#### Exercise aim:
Pictures do not belong in the copy; transcribe everything else in the records exactly.

#### Input for this task:
== == ==
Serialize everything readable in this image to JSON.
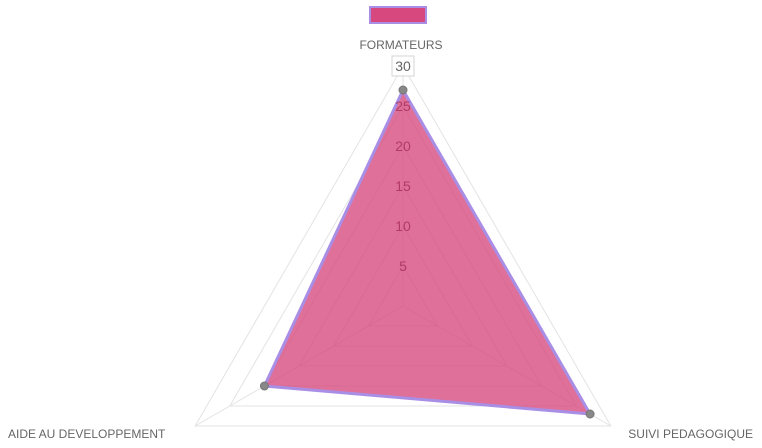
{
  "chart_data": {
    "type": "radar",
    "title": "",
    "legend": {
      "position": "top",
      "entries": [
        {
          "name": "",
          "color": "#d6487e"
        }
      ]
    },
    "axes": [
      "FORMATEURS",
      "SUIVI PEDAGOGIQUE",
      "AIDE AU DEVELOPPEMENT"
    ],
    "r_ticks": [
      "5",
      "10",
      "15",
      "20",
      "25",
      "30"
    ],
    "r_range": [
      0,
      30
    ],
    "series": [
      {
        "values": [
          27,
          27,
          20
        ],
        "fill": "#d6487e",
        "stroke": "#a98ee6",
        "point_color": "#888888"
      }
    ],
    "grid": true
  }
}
== == ==
#### Answer to this exercise:
Serialize everything readable in this image to JSON.
{
  "chart_data": {
    "type": "radar",
    "title": "",
    "legend": {
      "position": "top",
      "entries": [
        {
          "name": "",
          "color": "#d6487e"
        }
      ]
    },
    "axes": [
      "FORMATEURS",
      "SUIVI PEDAGOGIQUE",
      "AIDE AU DEVELOPPEMENT"
    ],
    "r_ticks": [
      "5",
      "10",
      "15",
      "20",
      "25",
      "30"
    ],
    "r_range": [
      0,
      30
    ],
    "series": [
      {
        "values": [
          27,
          27,
          20
        ],
        "fill": "#d6487e",
        "stroke": "#a98ee6",
        "point_color": "#888888"
      }
    ],
    "grid": true
  }
}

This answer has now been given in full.